#### [Stated exercise]
The entries below are to be written out again without alteration.

#### [Given data]

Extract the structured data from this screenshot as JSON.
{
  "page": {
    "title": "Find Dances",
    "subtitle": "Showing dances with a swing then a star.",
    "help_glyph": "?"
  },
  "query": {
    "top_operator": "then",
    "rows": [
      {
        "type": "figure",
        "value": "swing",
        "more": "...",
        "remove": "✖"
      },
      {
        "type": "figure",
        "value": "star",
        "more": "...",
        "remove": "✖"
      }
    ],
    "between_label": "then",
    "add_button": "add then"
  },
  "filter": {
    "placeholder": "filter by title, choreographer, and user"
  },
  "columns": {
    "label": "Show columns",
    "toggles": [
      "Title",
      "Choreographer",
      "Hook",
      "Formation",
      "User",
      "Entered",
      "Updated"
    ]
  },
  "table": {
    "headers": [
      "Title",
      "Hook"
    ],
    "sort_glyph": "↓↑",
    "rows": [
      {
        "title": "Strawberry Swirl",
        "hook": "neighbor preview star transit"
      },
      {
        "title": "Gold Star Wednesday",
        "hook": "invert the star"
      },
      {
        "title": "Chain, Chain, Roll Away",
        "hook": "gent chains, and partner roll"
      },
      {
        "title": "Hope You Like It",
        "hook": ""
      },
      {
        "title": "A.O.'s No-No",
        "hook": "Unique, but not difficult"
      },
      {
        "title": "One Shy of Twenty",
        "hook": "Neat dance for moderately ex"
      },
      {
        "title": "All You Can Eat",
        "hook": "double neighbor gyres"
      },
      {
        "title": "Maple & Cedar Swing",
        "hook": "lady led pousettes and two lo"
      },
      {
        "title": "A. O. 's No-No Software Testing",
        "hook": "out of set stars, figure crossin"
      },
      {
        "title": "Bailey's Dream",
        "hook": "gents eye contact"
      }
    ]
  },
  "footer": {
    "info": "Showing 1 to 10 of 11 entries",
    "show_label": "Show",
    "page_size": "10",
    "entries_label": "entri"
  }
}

#### [Exercise result]
Extract the structured data from this screenshot as JSON.
{
  "page": {
    "title": "Find Dances",
    "subtitle": "Showing dances with a swing then a star.",
    "help_glyph": "?"
  },
  "query": {
    "top_operator": "then",
    "rows": [
      {
        "type": "figure",
        "value": "swing",
        "more": "...",
        "remove": "✖"
      },
      {
        "type": "figure",
        "value": "star",
        "more": "...",
        "remove": "✖"
      }
    ],
    "between_label": "then",
    "add_button": "add then"
  },
  "filter": {
    "placeholder": "filter by title, choreographer, and user"
  },
  "columns": {
    "label": "Show columns",
    "toggles": [
      "Title",
      "Choreographer",
      "Hook",
      "Formation",
      "User",
      "Entered",
      "Updated"
    ]
  },
  "table": {
    "headers": [
      "Title",
      "Hook"
    ],
    "sort_glyph": "↓↑",
    "rows": [
      {
        "title": "Strawberry Swirl",
        "hook": "neighbor preview star transit"
      },
      {
        "title": "Gold Star Wednesday",
        "hook": "invert the star"
      },
      {
        "title": "Chain, Chain, Roll Away",
        "hook": "gent chains, and partner roll"
      },
      {
        "title": "Hope You Like It",
        "hook": ""
      },
      {
        "title": "A.O.'s No-No",
        "hook": "Unique, but not difficult"
      },
      {
        "title": "One Shy of Twenty",
        "hook": "Neat dance for moderately ex"
      },
      {
        "title": "All You Can Eat",
        "hook": "double neighbor gyres"
      },
      {
        "title": "Maple & Cedar Swing",
        "hook": "lady led pousettes and two lo"
      },
      {
        "title": "A. O. 's No-No Software Testing",
        "hook": "out of set stars, figure crossin"
      },
      {
        "title": "Bailey's Dream",
        "hook": "gents eye contact"
      }
    ]
  },
  "footer": {
    "info": "Showing 1 to 10 of 11 entries",
    "show_label": "Show",
    "page_size": "10",
    "entries_label": "entri"
  }
}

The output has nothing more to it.